Input material
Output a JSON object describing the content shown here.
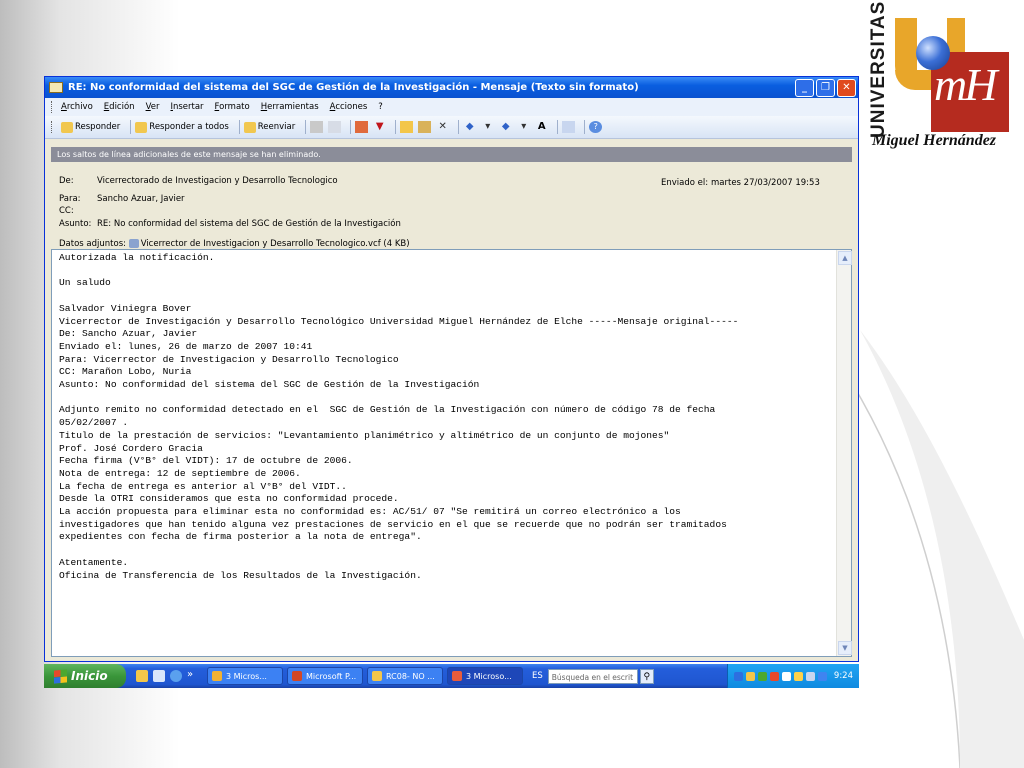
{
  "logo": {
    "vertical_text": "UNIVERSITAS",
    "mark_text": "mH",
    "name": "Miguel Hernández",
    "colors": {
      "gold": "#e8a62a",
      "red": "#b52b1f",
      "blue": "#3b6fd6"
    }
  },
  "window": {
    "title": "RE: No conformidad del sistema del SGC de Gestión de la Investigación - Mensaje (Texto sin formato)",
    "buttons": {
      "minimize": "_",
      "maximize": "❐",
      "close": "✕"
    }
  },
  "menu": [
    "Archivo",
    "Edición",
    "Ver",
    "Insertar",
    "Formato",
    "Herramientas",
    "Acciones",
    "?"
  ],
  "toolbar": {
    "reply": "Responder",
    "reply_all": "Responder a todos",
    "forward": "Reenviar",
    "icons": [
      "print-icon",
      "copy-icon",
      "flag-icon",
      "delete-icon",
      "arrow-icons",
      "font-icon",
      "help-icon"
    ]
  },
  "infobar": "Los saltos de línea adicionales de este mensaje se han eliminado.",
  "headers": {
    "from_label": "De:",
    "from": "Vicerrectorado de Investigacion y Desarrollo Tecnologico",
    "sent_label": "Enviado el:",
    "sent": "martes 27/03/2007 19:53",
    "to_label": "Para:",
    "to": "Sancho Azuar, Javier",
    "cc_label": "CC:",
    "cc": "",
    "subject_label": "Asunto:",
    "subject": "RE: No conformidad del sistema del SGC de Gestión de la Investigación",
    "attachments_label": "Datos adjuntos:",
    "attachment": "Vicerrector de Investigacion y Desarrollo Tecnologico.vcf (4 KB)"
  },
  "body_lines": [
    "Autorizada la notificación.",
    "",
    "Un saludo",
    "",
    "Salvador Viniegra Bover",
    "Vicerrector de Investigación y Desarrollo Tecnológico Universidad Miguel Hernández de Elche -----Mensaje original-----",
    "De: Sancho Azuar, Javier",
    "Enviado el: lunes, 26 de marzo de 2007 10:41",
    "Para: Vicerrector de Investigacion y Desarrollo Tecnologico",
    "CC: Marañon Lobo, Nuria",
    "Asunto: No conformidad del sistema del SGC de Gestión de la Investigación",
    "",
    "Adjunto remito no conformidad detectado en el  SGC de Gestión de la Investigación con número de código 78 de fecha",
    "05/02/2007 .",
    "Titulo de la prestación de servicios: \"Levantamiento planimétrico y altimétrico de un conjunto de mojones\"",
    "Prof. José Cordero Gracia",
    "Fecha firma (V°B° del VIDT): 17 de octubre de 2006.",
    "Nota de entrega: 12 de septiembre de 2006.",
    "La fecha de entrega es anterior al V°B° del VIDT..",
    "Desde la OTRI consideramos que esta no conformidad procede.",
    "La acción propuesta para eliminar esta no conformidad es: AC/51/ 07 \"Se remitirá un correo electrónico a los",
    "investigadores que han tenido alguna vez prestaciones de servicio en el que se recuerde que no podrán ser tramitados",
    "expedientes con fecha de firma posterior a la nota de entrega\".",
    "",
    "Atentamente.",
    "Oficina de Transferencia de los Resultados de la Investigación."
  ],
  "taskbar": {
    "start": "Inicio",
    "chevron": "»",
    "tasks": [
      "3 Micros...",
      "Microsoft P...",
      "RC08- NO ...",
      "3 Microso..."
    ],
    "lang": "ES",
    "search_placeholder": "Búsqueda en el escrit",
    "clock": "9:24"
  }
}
==
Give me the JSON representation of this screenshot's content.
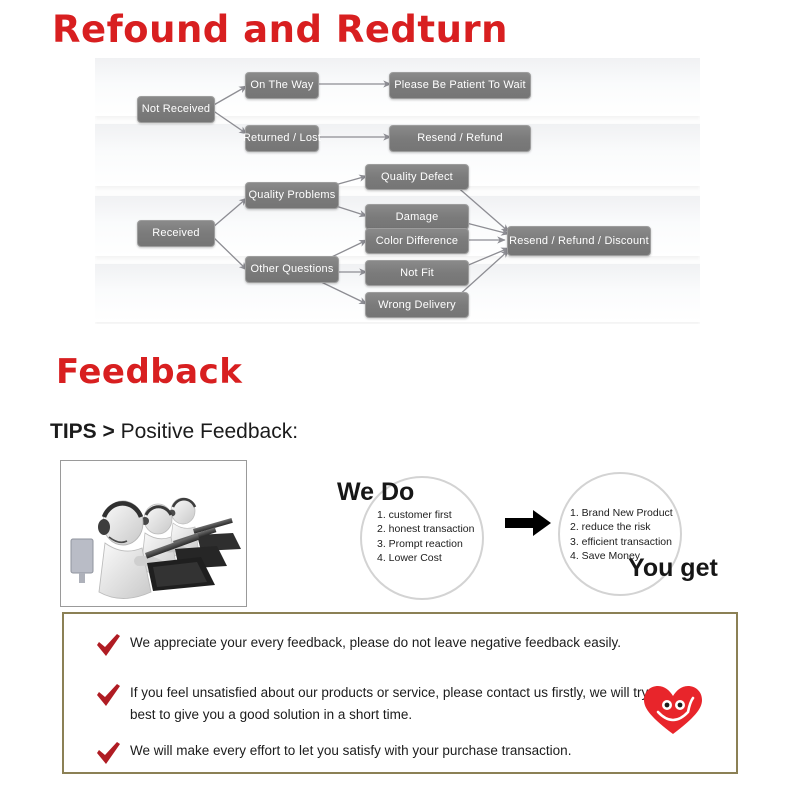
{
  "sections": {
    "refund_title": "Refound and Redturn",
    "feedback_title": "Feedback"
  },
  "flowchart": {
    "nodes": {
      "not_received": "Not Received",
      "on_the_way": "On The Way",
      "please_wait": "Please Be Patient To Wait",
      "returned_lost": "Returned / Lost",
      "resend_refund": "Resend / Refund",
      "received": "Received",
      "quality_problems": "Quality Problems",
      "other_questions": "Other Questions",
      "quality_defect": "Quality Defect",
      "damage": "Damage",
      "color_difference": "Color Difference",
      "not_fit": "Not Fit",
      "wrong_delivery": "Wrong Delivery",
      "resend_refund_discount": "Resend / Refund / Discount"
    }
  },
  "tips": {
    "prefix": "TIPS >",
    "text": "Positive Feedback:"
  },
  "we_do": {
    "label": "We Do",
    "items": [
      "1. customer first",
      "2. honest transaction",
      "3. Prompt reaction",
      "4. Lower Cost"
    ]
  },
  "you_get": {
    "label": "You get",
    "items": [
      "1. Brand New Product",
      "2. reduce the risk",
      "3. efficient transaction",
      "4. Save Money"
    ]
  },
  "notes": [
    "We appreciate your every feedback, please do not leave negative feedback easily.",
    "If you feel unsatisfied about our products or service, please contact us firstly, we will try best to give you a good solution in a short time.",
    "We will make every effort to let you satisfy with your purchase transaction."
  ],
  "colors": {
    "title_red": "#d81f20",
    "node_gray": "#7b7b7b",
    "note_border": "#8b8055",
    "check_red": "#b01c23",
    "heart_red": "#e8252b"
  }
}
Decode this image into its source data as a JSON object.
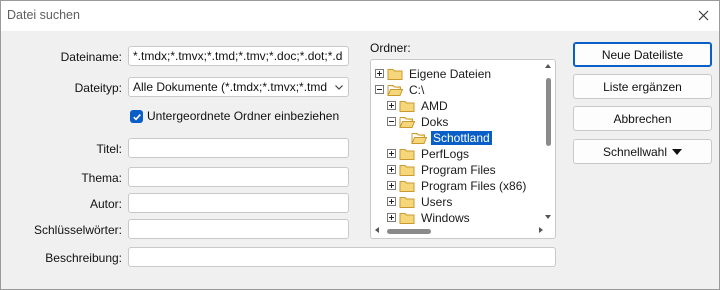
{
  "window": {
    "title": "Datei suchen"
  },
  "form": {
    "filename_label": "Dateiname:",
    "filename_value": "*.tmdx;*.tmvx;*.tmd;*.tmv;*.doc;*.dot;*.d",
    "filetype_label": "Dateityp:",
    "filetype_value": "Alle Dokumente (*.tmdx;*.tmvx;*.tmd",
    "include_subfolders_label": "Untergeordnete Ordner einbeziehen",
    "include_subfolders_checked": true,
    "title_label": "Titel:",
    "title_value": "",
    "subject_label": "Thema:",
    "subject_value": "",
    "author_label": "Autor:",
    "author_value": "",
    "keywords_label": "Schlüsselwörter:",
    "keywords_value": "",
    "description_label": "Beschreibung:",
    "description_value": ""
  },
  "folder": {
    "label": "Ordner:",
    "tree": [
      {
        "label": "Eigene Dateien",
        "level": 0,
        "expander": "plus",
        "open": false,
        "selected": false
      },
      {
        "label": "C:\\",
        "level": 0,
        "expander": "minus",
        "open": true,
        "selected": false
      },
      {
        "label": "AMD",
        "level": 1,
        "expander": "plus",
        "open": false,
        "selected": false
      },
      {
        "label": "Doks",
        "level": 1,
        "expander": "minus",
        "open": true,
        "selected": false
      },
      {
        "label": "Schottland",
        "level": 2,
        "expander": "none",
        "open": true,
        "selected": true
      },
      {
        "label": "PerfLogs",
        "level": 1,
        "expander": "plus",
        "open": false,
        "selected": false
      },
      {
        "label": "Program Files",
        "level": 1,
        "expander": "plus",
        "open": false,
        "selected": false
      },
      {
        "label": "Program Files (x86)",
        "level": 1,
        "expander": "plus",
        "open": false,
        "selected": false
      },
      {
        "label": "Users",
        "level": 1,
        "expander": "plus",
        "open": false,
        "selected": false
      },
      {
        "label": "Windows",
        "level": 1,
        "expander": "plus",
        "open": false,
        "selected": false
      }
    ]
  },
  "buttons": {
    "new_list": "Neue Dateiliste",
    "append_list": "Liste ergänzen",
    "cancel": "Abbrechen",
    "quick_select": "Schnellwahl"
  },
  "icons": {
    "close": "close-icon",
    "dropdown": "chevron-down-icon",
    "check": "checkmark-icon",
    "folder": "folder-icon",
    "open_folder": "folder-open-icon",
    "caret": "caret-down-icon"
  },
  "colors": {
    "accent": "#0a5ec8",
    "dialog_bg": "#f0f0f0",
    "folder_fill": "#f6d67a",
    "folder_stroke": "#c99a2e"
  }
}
...
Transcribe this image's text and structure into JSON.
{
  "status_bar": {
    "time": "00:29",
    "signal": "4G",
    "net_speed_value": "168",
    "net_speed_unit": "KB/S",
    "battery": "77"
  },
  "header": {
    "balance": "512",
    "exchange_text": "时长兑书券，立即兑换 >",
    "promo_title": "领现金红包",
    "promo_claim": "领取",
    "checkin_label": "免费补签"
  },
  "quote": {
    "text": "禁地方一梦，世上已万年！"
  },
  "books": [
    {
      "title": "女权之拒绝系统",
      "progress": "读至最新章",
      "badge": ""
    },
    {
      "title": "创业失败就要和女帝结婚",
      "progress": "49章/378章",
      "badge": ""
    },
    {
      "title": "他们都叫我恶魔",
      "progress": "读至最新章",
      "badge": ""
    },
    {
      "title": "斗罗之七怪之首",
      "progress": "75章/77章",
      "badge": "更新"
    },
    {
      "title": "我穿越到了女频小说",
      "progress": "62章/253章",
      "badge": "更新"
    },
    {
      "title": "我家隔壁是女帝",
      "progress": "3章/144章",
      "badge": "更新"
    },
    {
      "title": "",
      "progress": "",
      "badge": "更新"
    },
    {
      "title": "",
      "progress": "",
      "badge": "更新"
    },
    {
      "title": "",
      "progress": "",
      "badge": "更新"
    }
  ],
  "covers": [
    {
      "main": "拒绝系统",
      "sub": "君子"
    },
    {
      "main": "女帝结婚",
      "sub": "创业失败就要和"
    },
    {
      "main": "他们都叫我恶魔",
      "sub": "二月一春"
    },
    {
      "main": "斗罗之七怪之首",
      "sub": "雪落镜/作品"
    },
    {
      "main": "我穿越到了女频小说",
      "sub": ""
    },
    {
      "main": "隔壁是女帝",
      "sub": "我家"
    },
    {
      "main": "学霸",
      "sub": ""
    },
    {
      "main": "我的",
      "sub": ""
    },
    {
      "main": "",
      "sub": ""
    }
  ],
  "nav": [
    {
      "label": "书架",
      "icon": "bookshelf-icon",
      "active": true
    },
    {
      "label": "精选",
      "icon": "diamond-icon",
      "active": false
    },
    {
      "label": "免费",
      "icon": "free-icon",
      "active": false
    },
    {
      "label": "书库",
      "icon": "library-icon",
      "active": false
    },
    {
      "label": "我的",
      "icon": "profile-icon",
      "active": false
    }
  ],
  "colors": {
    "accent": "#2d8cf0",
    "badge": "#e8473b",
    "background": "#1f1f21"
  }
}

What to do
In the lines above, locate the string "Received". Copy every line where it occurs.

Result for this task
      "not_received": "Not Received",
      "received": "Received",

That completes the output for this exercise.